* [Brief]: Transcribe all of the data exactly. Omit the pictures.

Collection entries:

[start]

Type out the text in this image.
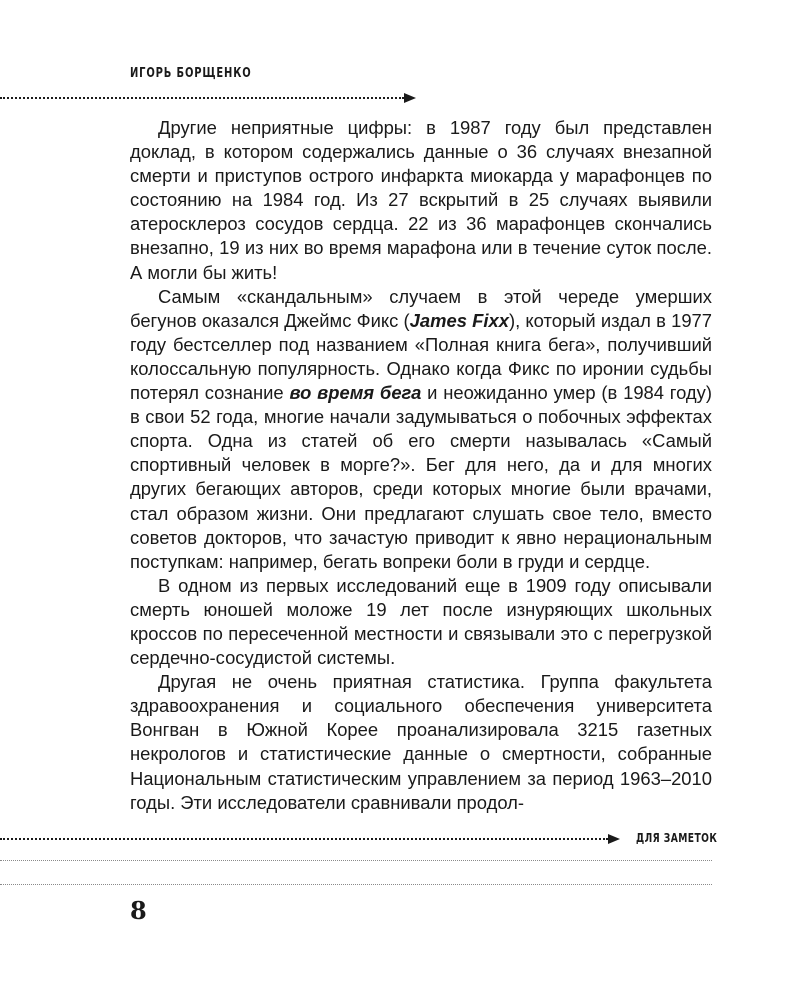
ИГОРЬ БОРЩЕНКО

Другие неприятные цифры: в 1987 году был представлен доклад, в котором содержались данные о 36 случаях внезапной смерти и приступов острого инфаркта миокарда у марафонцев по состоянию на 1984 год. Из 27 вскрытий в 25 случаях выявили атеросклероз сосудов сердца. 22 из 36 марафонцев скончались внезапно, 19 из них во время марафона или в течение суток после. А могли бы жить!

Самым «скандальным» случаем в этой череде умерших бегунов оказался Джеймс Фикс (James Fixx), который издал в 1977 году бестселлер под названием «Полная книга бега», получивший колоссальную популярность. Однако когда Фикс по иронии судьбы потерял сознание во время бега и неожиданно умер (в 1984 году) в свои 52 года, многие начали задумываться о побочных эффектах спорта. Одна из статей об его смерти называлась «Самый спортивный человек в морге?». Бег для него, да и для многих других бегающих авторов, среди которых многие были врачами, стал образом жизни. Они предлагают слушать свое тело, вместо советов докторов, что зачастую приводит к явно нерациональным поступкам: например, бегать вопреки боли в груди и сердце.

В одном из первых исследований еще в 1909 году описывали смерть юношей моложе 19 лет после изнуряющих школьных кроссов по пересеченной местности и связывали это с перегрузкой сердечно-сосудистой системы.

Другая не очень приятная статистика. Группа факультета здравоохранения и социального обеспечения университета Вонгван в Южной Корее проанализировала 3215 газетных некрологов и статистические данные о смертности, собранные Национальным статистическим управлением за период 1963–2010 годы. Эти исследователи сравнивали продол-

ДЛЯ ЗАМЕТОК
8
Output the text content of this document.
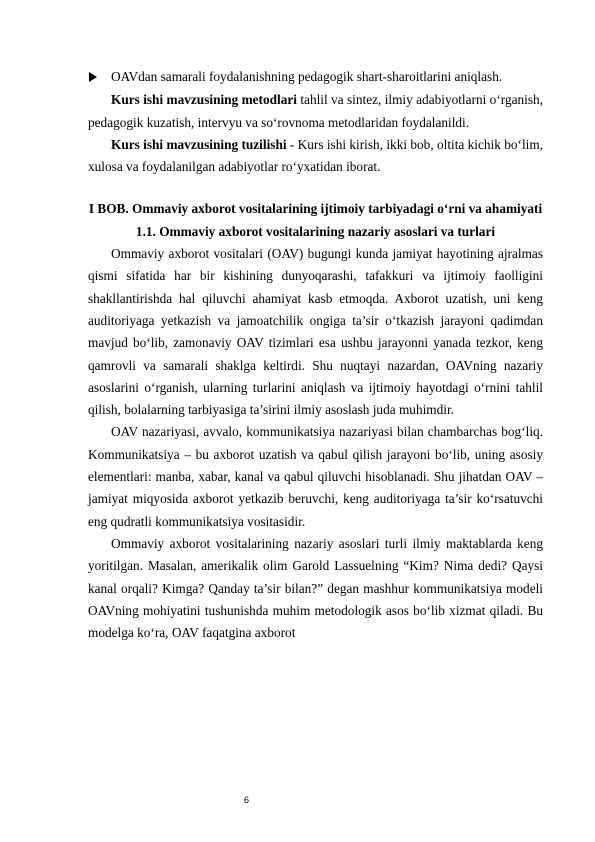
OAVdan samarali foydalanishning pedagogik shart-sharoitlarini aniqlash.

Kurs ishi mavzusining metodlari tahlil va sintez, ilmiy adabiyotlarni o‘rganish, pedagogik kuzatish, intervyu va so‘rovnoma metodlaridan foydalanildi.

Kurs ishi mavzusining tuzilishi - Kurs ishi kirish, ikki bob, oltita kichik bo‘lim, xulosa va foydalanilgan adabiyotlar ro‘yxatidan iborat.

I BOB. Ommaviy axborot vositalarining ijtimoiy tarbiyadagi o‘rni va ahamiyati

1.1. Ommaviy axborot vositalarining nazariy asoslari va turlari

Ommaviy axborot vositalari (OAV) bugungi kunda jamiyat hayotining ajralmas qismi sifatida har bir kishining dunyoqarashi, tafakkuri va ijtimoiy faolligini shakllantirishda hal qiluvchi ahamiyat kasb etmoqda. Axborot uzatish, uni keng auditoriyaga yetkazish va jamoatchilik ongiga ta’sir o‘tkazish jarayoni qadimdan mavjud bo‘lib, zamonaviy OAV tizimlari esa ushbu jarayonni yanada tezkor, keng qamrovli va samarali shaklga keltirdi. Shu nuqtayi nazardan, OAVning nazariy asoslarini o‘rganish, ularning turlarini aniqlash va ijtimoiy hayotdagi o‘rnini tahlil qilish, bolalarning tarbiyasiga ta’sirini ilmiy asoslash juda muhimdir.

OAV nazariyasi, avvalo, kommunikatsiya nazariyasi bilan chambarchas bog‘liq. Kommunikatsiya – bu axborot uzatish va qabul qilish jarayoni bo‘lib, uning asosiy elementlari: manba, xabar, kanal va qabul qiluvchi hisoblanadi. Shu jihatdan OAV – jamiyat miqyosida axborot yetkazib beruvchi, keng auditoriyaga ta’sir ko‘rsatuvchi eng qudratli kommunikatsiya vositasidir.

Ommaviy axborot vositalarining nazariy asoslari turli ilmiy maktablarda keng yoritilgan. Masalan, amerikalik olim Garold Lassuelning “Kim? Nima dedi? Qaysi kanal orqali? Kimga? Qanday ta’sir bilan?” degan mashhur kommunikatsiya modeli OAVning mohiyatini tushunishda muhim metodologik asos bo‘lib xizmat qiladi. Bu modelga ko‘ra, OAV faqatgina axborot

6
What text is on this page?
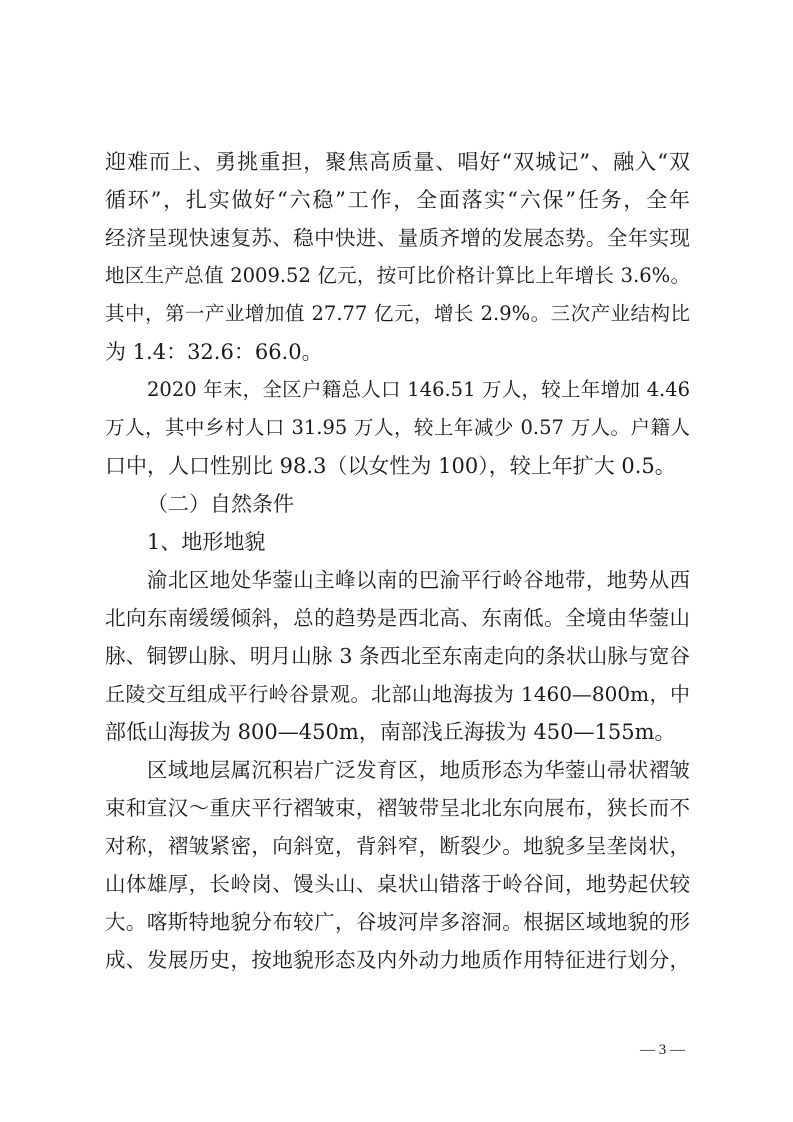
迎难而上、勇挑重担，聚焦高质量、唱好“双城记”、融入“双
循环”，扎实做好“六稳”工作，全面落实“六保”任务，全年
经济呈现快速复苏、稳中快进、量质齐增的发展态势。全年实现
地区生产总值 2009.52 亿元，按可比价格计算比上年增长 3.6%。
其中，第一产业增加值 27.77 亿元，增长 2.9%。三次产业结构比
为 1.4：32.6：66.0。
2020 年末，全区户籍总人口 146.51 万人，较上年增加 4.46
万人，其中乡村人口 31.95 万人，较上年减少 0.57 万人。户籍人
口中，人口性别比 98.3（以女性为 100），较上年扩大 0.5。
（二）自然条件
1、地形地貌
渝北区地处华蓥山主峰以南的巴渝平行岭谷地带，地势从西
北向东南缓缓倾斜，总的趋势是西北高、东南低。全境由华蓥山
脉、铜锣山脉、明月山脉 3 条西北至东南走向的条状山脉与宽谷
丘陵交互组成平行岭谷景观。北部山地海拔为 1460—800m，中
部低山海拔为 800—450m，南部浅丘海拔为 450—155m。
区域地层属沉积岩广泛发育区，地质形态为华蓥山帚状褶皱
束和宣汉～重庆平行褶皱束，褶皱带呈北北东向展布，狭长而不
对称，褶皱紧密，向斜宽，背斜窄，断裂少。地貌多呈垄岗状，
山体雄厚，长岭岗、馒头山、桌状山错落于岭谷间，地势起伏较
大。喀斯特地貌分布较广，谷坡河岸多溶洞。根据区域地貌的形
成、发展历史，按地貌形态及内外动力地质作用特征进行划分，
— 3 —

[end]

* [Answer to this problem]:
Type out the text in this image.
ИГОРЬ БОРЩЕНКО

Другие неприятные цифры: в 1987 году был представлен доклад, в котором содержались данные о 36 случаях внезапной смерти и приступов острого инфаркта миокарда у марафонцев по состоянию на 1984 год. Из 27 вскрытий в 25 случаях выявили атеросклероз сосудов сердца. 22 из 36 марафонцев скончались внезапно, 19 из них во время марафона или в течение суток после. А могли бы жить!

Самым «скандальным» случаем в этой череде умерших бегунов оказался Джеймс Фикс (James Fixx), который издал в 1977 году бестселлер под названием «Полная книга бега», получивший колоссальную популярность. Однако когда Фикс по иронии судьбы потерял сознание во время бега и неожиданно умер (в 1984 году) в свои 52 года, многие начали задумываться о побочных эффектах спорта. Одна из статей об его смерти называлась «Самый спортивный человек в морге?». Бег для него, да и для многих других бегающих авторов, среди которых многие были врачами, стал образом жизни. Они предлагают слушать свое тело, вместо советов докторов, что зачастую приводит к явно нерациональным поступкам: например, бегать вопреки боли в груди и сердце.

В одном из первых исследований еще в 1909 году описывали смерть юношей моложе 19 лет после изнуряющих школьных кроссов по пересеченной местности и связывали это с перегрузкой сердечно-сосудистой системы.

Другая не очень приятная статистика. Группа факультета здравоохранения и социального обеспечения университета Вонгван в Южной Корее проанализировала 3215 газетных некрологов и статистические данные о смертности, собранные Национальным статистическим управлением за период 1963–2010 годы. Эти исследователи сравнивали продол-

ДЛЯ ЗАМЕТОК
8
Output the text content of this document.
OAVdan samarali foydalanishning pedagogik shart-sharoitlarini aniqlash.

Kurs ishi mavzusining metodlari tahlil va sintez, ilmiy adabiyotlarni o‘rganish, pedagogik kuzatish, intervyu va so‘rovnoma metodlaridan foydalanildi.

Kurs ishi mavzusining tuzilishi - Kurs ishi kirish, ikki bob, oltita kichik bo‘lim, xulosa va foydalanilgan adabiyotlar ro‘yxatidan iborat.

I BOB. Ommaviy axborot vositalarining ijtimoiy tarbiyadagi o‘rni va ahamiyati

1.1. Ommaviy axborot vositalarining nazariy asoslari va turlari

Ommaviy axborot vositalari (OAV) bugungi kunda jamiyat hayotining ajralmas qismi sifatida har bir kishining dunyoqarashi, tafakkuri va ijtimoiy faolligini shakllantirishda hal qiluvchi ahamiyat kasb etmoqda. Axborot uzatish, uni keng auditoriyaga yetkazish va jamoatchilik ongiga ta’sir o‘tkazish jarayoni qadimdan mavjud bo‘lib, zamonaviy OAV tizimlari esa ushbu jarayonni yanada tezkor, keng qamrovli va samarali shaklga keltirdi. Shu nuqtayi nazardan, OAVning nazariy asoslarini o‘rganish, ularning turlarini aniqlash va ijtimoiy hayotdagi o‘rnini tahlil qilish, bolalarning tarbiyasiga ta’sirini ilmiy asoslash juda muhimdir.

OAV nazariyasi, avvalo, kommunikatsiya nazariyasi bilan chambarchas bog‘liq. Kommunikatsiya – bu axborot uzatish va qabul qilish jarayoni bo‘lib, uning asosiy elementlari: manba, xabar, kanal va qabul qiluvchi hisoblanadi. Shu jihatdan OAV – jamiyat miqyosida axborot yetkazib beruvchi, keng auditoriyaga ta’sir ko‘rsatuvchi eng qudratli kommunikatsiya vositasidir.

Ommaviy axborot vositalarining nazariy asoslari turli ilmiy maktablarda keng yoritilgan. Masalan, amerikalik olim Garold Lassuelning “Kim? Nima dedi? Qaysi kanal orqali? Kimga? Qanday ta’sir bilan?” degan mashhur kommunikatsiya modeli OAVning mohiyatini tushunishda muhim metodologik asos bo‘lib xizmat qiladi. Bu modelga ko‘ra, OAV faqatgina axborot

6
What text is on this page?
迎难而上、勇挑重担，聚焦高质量、唱好“双城记”、融入“双
循环”，扎实做好“六稳”工作，全面落实“六保”任务，全年
经济呈现快速复苏、稳中快进、量质齐增的发展态势。全年实现
地区生产总值 2009.52 亿元，按可比价格计算比上年增长 3.6%。
其中，第一产业增加值 27.77 亿元，增长 2.9%。三次产业结构比
为 1.4：32.6：66.0。
2020 年末，全区户籍总人口 146.51 万人，较上年增加 4.46
万人，其中乡村人口 31.95 万人，较上年减少 0.57 万人。户籍人
口中，人口性别比 98.3（以女性为 100），较上年扩大 0.5。
（二）自然条件
1、地形地貌
渝北区地处华蓥山主峰以南的巴渝平行岭谷地带，地势从西
北向东南缓缓倾斜，总的趋势是西北高、东南低。全境由华蓥山
脉、铜锣山脉、明月山脉 3 条西北至东南走向的条状山脉与宽谷
丘陵交互组成平行岭谷景观。北部山地海拔为 1460—800m，中
部低山海拔为 800—450m，南部浅丘海拔为 450—155m。
区域地层属沉积岩广泛发育区，地质形态为华蓥山帚状褶皱
束和宣汉～重庆平行褶皱束，褶皱带呈北北东向展布，狭长而不
对称，褶皱紧密，向斜宽，背斜窄，断裂少。地貌多呈垄岗状，
山体雄厚，长岭岗、馒头山、桌状山错落于岭谷间，地势起伏较
大。喀斯特地貌分布较广，谷坡河岸多溶洞。根据区域地貌的形
成、发展历史，按地貌形态及内外动力地质作用特征进行划分，
— 3 —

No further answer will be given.